Stored rows ->

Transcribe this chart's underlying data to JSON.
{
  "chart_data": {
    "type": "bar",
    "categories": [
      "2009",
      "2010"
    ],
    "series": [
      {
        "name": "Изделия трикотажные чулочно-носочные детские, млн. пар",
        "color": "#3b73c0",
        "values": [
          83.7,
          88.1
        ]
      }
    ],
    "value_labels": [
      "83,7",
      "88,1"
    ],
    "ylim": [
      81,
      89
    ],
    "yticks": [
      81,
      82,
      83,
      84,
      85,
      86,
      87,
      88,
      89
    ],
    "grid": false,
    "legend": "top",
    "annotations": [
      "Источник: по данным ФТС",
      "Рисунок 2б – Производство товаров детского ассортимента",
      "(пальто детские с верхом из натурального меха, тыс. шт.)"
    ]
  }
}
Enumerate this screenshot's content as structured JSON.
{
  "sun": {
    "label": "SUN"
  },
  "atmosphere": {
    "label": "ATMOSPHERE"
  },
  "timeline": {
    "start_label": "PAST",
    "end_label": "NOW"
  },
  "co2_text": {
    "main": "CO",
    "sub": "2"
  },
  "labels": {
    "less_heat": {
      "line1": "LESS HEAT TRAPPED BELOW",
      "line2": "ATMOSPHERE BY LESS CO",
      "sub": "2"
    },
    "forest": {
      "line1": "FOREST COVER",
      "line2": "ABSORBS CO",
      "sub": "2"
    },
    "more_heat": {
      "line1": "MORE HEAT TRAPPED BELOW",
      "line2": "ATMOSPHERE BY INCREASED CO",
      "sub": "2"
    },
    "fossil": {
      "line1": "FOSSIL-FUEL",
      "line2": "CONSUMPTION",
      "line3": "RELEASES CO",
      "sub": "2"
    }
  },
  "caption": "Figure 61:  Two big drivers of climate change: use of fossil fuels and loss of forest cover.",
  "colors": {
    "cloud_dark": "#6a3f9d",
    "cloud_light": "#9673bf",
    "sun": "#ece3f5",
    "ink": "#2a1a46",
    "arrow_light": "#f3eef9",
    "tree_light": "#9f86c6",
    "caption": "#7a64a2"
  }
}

Your objective -> In the entries above, identify each line that includes the string "детские", then copy it.

Response to the exercise ->
        "name": "Изделия трикотажные чулочно-носочные детские, млн. пар",
      "(пальто детские с верхом из натурального меха, тыс. шт.)"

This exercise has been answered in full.